_Raw data:_
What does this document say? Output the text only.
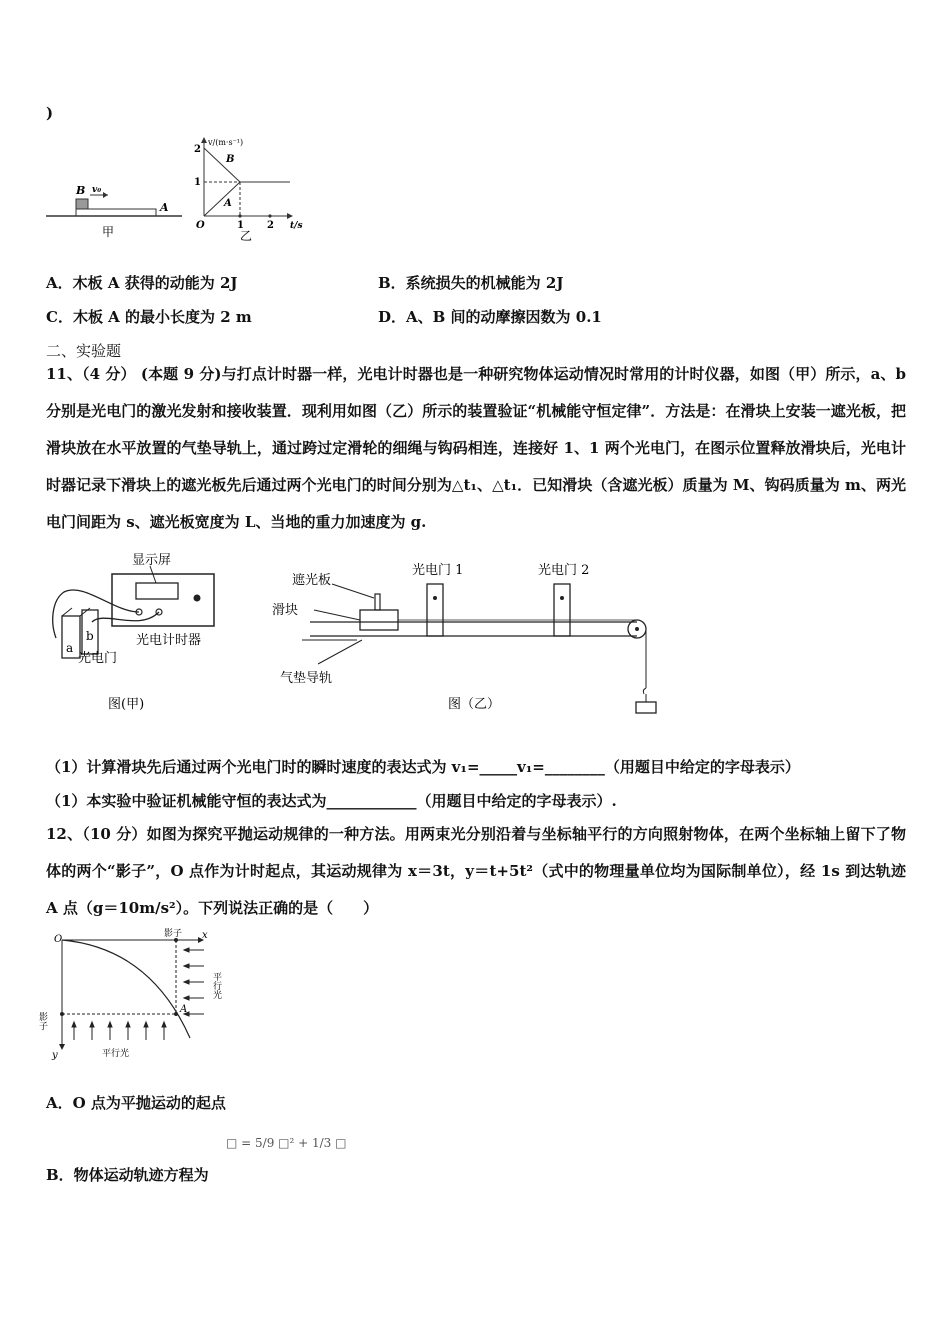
)
B v₀
A
甲
v/(m·s⁻¹)
t/s
2
1
O	1 2
B
A
乙
A．木板 A 获得的动能为 2J	B．系统损失的机械能为 2J
C．木板 A 的最小长度为 2 m	D．A、B 间的动摩擦因数为 0.1
二、实验题
11、（4 分） (本题 9 分)与打点计时器一样，光电计时器也是一种研究物体运动情况时常用的计时仪器，如图（甲）所示，a、b 分别是光电门的激光发射和接收装置．现利用如图（乙）所示的装置验证“机械能守恒定律”．方法是：在滑块上安装一遮光板，把滑块放在水平放置的气垫导轨上，通过跨过定滑轮的细绳与钩码相连，连接好 1、1 两个光电门，在图示位置释放滑块后，光电计时器记录下滑块上的遮光板先后通过两个光电门的时间分别为△t₁、△t₁．已知滑块（含遮光板）质量为 M、钩码质量为 m、两光电门间距为 s、遮光板宽度为 L、当地的重力加速度为 g.
显示屏
光电计时器
光电门
a
b
图(甲)
遮光板
滑块
光电门 1	光电门 2
气垫导轨
图（乙）
（1）计算滑块先后通过两个光电门时的瞬时速度的表达式为 v₁=_____v₁=________（用题目中给定的字母表示）
（1）本实验中验证机械能守恒的表达式为____________（用题目中给定的字母表示）.
12、（10 分）如图为探究平抛运动规律的一种方法。用两束光分别沿着与坐标轴平行的方向照射物体，在两个坐标轴上留下了物体的两个“影子”，O 点作为计时起点，其运动规律为 x＝3t，y＝t+5t²（式中的物理量单位均为国际制单位），经 1s 到达轨迹 A 点（g＝10m/s²）。下列说法正确的是（　　）
O	x
y
影子
影子
平行光
平行光
A
A．O 点为平抛运动的起点
□ = 5/9 □² + 1/3 □
B．物体运动轨迹方程为
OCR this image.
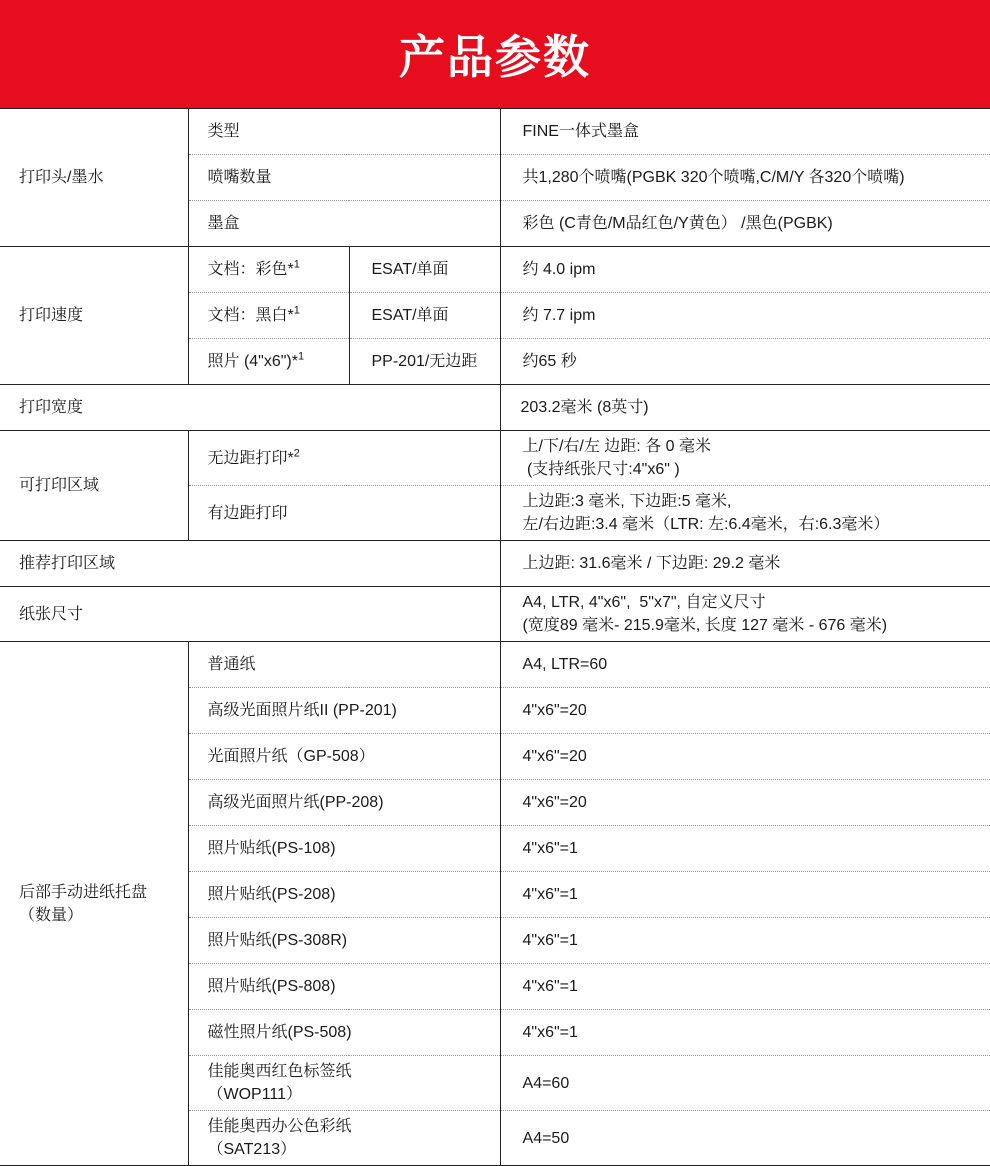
产品参数
打印头/墨水	类型		FINE一体式墨盒
	喷嘴数量		共1,280个喷嘴(PGBK 320个喷嘴,C/M/Y 各320个喷嘴)
	墨盒		彩色 (C青色/M品红色/Y黄色） /黑色(PGBK)
打印速度	文档：彩色*$^1$	ESAT/单面	约 4.0 ipm
	文档：黑白*$^1$	ESAT/单面	约 7.7 ipm
	照片 (4"x6")*$^1$	PP-201/无边距	约65 秒
打印宽度			203.2毫米 (8英寸)
可打印区域	无边距打印*$^2$		上/下/右/左 边距: 各 0 毫米
(支持纸张尺寸:4"x6" )

	有边距打印		上边距:3 毫米, 下边距:5 毫米,
左/右边距:3.4 毫米（LTR: 左:6.4毫米，右:6.3毫米）

推荐打印区域			上边距: 31.6毫米 / 下边距: 29.2 毫米
纸张尺寸			A4, LTR, 4"x6",  5"x7", 自定义尺寸
(宽度89 毫米- 215.9毫米, 长度 127 毫米 - 676 毫米)

后部手动进纸托盘
（数量）	普通纸		A4, LTR=60
	高级光面照片纸II (PP-201)		4"x6"=20
	光面照片纸（GP-508）		4"x6"=20
	高级光面照片纸(PP-208)		4"x6"=20
	照片贴纸(PS-108)		4"x6"=1
	照片贴纸(PS-208)		4"x6"=1
	照片贴纸(PS-308R)		4"x6"=1
	照片贴纸(PS-808)		4"x6"=1
	磁性照片纸(PS-508)		4"x6"=1

	佳能奥西红色标签纸
（WOP111）		A4=60

	佳能奥西办公色彩纸
（SAT213）		A4=50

_Your instructions:_ Output every entry verbatim. Pictures do not belong in the copy.

_Task output:_
What does this document say? Output the text only.
)
B v₀
A
甲
v/(m·s⁻¹)
t/s
2
1
O	1 2
B
A
乙
A．木板 A 获得的动能为 2J	B．系统损失的机械能为 2J
C．木板 A 的最小长度为 2 m	D．A、B 间的动摩擦因数为 0.1
二、实验题
11、（4 分） (本题 9 分)与打点计时器一样，光电计时器也是一种研究物体运动情况时常用的计时仪器，如图（甲）所示，a、b 分别是光电门的激光发射和接收装置．现利用如图（乙）所示的装置验证“机械能守恒定律”．方法是：在滑块上安装一遮光板，把滑块放在水平放置的气垫导轨上，通过跨过定滑轮的细绳与钩码相连，连接好 1、1 两个光电门，在图示位置释放滑块后，光电计时器记录下滑块上的遮光板先后通过两个光电门的时间分别为△t₁、△t₁．已知滑块（含遮光板）质量为 M、钩码质量为 m、两光电门间距为 s、遮光板宽度为 L、当地的重力加速度为 g.
显示屏
光电计时器
光电门
a
b
图(甲)
遮光板
滑块
光电门 1	光电门 2
气垫导轨
图（乙）
（1）计算滑块先后通过两个光电门时的瞬时速度的表达式为 v₁=_____v₁=________（用题目中给定的字母表示）
（1）本实验中验证机械能守恒的表达式为____________（用题目中给定的字母表示）.
12、（10 分）如图为探究平抛运动规律的一种方法。用两束光分别沿着与坐标轴平行的方向照射物体，在两个坐标轴上留下了物体的两个“影子”，O 点作为计时起点，其运动规律为 x＝3t，y＝t+5t²（式中的物理量单位均为国际制单位），经 1s 到达轨迹 A 点（g＝10m/s²）。下列说法正确的是（　　）
O	x
y
影子
影子
平行光
平行光
A
A．O 点为平抛运动的起点
□ = 5/9 □² + 1/3 □
B．物体运动轨迹方程为
OCR this image.
产品参数
打印头/墨水	类型		FINE一体式墨盒
	喷嘴数量		共1,280个喷嘴(PGBK 320个喷嘴,C/M/Y 各320个喷嘴)
	墨盒		彩色 (C青色/M品红色/Y黄色） /黑色(PGBK)
打印速度	文档：彩色*$^1$	ESAT/单面	约 4.0 ipm
	文档：黑白*$^1$	ESAT/单面	约 7.7 ipm
	照片 (4"x6")*$^1$	PP-201/无边距	约65 秒
打印宽度			203.2毫米 (8英寸)
可打印区域	无边距打印*$^2$		上/下/右/左 边距: 各 0 毫米
(支持纸张尺寸:4"x6" )

	有边距打印		上边距:3 毫米, 下边距:5 毫米,
左/右边距:3.4 毫米（LTR: 左:6.4毫米，右:6.3毫米）

推荐打印区域			上边距: 31.6毫米 / 下边距: 29.2 毫米
纸张尺寸			A4, LTR, 4"x6",  5"x7", 自定义尺寸
(宽度89 毫米- 215.9毫米, 长度 127 毫米 - 676 毫米)

后部手动进纸托盘
（数量）	普通纸		A4, LTR=60
	高级光面照片纸II (PP-201)		4"x6"=20
	光面照片纸（GP-508）		4"x6"=20
	高级光面照片纸(PP-208)		4"x6"=20
	照片贴纸(PS-108)		4"x6"=1
	照片贴纸(PS-208)		4"x6"=1
	照片贴纸(PS-308R)		4"x6"=1
	照片贴纸(PS-808)		4"x6"=1
	磁性照片纸(PS-508)		4"x6"=1

	佳能奥西红色标签纸
（WOP111）		A4=60

	佳能奥西办公色彩纸
（SAT213）		A4=50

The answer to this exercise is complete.